• What to do
Look through the records below, and copy out every line that holds the string "this".
------ Working data
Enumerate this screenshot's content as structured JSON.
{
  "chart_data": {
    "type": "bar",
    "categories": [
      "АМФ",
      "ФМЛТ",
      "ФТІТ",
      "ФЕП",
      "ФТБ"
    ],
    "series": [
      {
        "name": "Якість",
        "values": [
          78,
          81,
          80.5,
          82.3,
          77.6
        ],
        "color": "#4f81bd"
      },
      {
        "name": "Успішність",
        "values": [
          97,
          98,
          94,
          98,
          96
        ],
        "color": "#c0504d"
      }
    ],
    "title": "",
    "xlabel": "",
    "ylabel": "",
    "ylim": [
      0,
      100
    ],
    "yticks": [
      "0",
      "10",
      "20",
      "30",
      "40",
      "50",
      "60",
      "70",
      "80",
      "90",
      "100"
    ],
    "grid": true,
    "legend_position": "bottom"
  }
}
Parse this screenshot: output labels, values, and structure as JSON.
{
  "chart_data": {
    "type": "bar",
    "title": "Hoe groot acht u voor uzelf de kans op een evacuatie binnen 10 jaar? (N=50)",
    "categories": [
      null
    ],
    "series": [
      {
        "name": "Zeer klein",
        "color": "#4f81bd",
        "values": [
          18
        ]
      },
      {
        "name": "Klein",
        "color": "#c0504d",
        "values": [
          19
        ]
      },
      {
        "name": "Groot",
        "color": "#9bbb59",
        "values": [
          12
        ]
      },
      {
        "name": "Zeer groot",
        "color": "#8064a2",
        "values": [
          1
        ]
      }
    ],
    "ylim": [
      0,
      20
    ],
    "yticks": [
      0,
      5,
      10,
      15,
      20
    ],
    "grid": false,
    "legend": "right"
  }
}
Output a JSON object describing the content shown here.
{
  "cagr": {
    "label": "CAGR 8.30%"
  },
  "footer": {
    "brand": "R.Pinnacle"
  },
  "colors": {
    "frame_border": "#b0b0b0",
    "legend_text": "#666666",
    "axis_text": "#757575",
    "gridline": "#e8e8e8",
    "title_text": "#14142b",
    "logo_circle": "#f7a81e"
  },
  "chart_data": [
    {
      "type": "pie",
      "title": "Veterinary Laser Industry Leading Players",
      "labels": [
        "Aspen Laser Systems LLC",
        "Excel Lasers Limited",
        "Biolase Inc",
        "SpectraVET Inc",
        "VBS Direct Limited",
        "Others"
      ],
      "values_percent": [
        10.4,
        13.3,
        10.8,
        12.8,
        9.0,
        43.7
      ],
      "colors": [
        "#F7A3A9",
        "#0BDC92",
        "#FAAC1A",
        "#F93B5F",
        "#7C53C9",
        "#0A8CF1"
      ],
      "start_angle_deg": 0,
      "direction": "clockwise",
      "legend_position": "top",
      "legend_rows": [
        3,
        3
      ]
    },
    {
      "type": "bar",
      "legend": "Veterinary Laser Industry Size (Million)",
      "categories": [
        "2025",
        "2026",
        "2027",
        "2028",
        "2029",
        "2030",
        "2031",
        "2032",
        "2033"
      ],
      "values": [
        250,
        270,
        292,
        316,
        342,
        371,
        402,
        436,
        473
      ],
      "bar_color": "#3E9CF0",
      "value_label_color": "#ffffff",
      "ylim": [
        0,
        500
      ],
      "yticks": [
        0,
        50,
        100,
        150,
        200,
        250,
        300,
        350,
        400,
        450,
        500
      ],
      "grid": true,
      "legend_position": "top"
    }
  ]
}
------------
• Correct output
Enumerate this screenshot's content as structured JSON.
Parse this screenshot: output labels, values, and structure as JSON.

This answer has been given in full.